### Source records
☆ ☆ ☆ ☆ ☆

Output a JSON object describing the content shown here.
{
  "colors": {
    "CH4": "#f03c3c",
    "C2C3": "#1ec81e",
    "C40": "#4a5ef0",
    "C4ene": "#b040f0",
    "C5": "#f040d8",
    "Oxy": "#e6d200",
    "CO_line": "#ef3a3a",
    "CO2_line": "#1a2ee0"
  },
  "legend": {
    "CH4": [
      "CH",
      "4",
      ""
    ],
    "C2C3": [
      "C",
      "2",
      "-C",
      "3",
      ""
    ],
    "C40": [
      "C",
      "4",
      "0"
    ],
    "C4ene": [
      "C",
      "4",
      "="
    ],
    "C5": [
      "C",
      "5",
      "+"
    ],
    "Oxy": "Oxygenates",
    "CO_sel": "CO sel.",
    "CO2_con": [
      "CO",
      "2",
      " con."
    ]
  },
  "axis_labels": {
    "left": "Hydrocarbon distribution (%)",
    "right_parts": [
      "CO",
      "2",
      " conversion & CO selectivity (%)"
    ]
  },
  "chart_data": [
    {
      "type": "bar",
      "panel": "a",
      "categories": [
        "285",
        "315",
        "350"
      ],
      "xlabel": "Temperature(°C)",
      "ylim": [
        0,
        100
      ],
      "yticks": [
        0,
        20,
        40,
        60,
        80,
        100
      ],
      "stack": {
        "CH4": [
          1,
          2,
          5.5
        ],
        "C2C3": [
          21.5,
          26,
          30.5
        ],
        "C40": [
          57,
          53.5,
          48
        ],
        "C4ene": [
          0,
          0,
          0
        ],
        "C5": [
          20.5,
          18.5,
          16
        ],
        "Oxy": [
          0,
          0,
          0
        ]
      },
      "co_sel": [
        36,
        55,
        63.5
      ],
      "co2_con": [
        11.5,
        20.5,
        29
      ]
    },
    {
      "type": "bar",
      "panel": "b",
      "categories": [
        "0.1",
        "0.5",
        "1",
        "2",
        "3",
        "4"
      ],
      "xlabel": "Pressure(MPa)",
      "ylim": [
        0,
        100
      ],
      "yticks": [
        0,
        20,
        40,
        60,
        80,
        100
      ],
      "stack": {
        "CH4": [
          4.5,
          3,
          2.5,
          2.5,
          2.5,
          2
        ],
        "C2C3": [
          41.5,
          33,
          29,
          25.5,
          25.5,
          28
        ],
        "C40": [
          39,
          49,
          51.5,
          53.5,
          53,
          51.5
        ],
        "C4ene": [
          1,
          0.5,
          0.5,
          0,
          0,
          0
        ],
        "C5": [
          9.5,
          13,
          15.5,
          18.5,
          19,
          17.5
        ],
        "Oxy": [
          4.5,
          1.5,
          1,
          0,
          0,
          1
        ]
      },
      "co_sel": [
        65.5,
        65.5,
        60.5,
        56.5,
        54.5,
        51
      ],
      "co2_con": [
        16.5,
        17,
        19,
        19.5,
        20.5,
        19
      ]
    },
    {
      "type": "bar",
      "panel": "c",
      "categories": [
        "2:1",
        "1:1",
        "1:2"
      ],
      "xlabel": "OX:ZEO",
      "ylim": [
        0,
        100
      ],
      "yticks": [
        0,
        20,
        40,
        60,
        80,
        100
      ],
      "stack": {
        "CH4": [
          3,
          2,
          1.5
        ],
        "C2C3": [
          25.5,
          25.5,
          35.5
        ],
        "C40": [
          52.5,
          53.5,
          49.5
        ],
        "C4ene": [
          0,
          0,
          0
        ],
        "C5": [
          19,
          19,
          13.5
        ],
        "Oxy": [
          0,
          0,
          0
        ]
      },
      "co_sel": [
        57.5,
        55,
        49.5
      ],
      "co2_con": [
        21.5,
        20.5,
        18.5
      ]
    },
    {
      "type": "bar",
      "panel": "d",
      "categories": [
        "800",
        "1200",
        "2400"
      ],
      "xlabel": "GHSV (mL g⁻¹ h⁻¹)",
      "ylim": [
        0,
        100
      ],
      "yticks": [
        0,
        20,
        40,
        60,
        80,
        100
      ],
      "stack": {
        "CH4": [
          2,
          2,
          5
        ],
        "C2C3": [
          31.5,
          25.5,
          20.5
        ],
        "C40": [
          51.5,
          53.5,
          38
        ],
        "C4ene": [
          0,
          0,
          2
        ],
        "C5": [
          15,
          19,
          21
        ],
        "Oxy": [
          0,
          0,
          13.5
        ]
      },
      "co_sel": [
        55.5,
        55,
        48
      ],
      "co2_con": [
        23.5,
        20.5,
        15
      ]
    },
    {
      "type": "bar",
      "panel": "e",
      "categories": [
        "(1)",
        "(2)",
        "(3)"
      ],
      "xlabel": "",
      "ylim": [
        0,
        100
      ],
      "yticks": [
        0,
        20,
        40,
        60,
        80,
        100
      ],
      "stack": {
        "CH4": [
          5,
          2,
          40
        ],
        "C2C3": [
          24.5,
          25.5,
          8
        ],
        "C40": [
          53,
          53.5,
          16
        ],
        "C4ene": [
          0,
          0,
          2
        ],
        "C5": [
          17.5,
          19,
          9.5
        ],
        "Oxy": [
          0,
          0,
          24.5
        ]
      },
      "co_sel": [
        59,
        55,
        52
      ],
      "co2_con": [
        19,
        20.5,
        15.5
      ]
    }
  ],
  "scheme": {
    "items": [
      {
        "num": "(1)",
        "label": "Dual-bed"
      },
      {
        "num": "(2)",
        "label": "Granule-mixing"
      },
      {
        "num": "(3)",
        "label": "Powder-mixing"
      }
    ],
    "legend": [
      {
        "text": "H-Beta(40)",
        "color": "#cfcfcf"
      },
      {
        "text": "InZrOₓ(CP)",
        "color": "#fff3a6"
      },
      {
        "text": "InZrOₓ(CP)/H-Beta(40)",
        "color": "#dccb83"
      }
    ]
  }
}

☆ ☆ ☆ ☆ ☆

### Work to be completed
Wherever "InZrOₓ" shows up in a line, copy that line.

### Task result
        "text": "InZrOₓ(CP)",
        "text": "InZrOₓ(CP)/H-Beta(40)",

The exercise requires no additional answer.